Take each line that has the word "this" and return it.
▬▬▬
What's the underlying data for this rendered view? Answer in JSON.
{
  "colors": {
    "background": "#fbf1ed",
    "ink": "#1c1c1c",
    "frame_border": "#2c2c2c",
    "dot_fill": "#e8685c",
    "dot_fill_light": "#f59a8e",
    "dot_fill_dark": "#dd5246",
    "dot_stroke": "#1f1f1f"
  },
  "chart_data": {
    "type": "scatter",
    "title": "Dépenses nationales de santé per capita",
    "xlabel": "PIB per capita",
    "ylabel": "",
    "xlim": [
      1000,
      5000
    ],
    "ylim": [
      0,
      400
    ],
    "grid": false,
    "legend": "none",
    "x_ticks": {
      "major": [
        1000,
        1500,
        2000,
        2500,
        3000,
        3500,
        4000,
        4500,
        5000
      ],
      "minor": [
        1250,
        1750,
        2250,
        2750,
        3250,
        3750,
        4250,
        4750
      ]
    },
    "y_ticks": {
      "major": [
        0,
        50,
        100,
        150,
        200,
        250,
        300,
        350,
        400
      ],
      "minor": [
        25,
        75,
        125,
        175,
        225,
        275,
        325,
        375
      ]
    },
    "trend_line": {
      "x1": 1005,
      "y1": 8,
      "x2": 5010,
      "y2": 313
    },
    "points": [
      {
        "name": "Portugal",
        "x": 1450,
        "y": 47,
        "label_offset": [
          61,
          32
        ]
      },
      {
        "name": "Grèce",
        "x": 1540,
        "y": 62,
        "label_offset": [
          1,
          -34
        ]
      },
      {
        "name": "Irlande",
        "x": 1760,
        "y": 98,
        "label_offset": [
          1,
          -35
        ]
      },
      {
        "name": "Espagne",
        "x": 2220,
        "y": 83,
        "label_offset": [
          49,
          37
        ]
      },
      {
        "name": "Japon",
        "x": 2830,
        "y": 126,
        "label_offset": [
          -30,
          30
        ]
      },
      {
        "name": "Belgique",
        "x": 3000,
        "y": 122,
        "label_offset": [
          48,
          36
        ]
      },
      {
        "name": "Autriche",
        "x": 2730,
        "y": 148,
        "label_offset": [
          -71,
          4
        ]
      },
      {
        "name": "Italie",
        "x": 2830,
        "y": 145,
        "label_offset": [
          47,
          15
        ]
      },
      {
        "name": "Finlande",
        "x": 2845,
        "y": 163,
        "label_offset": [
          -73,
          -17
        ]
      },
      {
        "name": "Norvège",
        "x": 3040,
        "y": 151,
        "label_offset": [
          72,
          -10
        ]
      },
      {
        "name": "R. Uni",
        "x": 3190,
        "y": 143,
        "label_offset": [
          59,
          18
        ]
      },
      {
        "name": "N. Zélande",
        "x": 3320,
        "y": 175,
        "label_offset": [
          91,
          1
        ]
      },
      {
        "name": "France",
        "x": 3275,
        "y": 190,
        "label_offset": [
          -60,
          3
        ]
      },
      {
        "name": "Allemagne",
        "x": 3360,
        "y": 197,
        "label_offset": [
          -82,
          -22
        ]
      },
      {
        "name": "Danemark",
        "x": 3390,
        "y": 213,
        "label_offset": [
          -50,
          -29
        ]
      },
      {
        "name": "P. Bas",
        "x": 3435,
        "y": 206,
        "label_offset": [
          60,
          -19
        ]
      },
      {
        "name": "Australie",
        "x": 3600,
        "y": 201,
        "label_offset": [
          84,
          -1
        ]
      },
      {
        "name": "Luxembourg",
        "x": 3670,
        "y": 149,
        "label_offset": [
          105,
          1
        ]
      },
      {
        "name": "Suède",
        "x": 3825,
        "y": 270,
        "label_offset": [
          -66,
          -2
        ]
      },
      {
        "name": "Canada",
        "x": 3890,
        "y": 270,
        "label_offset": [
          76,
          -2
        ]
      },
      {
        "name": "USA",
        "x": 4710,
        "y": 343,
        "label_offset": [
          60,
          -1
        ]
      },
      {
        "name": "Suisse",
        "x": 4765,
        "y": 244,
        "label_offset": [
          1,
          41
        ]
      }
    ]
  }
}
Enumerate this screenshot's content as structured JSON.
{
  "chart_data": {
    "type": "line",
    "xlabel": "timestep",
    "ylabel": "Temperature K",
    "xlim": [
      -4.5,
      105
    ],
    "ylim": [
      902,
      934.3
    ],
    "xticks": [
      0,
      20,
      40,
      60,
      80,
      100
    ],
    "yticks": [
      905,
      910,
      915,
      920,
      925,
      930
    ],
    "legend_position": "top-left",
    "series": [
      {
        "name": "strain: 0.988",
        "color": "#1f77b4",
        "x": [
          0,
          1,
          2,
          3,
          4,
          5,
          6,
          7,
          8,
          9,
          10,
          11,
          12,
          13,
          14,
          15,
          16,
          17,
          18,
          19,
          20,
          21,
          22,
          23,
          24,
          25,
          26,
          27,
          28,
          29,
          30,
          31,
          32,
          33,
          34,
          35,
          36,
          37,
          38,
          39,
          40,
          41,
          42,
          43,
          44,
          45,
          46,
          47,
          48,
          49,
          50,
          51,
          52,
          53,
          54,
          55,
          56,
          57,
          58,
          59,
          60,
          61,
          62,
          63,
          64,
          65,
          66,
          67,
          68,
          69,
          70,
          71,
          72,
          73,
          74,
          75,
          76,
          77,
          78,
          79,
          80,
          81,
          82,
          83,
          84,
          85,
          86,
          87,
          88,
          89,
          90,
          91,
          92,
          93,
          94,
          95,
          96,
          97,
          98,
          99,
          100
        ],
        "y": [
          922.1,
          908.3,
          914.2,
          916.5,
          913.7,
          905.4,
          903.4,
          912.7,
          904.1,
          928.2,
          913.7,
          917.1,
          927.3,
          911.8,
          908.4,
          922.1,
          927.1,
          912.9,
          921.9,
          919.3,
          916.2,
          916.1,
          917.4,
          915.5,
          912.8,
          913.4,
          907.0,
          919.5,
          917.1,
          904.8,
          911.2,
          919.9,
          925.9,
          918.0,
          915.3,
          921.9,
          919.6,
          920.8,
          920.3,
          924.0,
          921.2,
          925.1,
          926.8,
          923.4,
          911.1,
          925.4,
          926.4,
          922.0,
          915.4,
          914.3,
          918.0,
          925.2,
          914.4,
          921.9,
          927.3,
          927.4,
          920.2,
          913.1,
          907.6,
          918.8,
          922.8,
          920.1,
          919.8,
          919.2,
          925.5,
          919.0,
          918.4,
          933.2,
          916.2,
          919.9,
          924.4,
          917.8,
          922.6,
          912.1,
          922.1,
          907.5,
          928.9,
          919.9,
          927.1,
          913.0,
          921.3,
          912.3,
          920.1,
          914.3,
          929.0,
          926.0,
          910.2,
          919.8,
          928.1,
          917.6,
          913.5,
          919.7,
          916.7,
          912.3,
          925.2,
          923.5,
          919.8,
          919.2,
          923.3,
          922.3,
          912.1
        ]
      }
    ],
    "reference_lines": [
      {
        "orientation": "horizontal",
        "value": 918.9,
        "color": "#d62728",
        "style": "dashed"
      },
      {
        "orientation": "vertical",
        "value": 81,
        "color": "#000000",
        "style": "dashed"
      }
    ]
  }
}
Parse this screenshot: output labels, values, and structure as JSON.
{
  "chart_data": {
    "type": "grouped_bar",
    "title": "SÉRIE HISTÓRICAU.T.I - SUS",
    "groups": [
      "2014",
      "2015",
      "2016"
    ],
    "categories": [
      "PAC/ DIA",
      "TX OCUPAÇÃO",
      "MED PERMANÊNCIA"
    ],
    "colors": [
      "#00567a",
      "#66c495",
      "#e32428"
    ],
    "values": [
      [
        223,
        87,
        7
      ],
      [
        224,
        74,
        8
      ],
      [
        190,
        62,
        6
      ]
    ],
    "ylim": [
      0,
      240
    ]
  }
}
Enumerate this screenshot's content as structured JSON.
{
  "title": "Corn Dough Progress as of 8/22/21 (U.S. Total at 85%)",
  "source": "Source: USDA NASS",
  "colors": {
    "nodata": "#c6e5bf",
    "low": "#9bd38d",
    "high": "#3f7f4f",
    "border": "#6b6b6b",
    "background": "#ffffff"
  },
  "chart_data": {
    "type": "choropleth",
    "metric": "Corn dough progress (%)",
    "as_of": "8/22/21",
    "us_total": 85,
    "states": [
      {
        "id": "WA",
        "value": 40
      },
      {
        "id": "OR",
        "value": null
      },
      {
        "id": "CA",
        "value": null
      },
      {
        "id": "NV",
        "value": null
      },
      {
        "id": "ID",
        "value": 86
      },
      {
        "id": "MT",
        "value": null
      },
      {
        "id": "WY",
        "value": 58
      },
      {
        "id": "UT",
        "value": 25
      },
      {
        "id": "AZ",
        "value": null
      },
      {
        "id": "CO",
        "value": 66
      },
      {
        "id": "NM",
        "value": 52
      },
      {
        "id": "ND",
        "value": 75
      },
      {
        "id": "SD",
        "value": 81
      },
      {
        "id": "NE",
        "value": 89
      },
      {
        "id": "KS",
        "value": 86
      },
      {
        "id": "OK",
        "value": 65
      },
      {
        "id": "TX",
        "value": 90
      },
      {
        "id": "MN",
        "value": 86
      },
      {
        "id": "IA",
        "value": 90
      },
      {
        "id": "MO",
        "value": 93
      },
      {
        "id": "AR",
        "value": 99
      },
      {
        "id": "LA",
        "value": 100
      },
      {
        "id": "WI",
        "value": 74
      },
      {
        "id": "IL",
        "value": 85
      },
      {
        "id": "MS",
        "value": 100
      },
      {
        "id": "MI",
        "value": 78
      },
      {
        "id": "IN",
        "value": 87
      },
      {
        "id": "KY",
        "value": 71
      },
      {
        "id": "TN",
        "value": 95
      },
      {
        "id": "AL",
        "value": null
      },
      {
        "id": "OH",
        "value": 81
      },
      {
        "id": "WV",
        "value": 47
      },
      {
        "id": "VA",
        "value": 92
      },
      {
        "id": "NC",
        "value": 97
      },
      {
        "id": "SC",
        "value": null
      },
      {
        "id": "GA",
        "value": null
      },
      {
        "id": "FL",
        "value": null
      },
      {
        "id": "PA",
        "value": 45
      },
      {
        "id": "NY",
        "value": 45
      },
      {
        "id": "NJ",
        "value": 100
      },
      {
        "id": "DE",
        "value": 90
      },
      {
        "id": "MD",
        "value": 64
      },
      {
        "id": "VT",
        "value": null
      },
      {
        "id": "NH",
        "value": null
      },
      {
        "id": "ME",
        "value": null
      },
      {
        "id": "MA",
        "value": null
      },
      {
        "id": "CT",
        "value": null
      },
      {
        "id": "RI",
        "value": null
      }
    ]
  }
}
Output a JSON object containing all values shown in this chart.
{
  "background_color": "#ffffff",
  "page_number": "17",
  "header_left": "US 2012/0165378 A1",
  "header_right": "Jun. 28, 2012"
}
▬▬▬
- [FULL RESPONSE]:
What's the underlying data for this rendered view? Answer in JSON.
Enumerate this screenshot's content as structured JSON.
Parse this screenshot: output labels, values, and structure as JSON.
Enumerate this screenshot's content as structured JSON.
Output a JSON object containing all values shown in this chart.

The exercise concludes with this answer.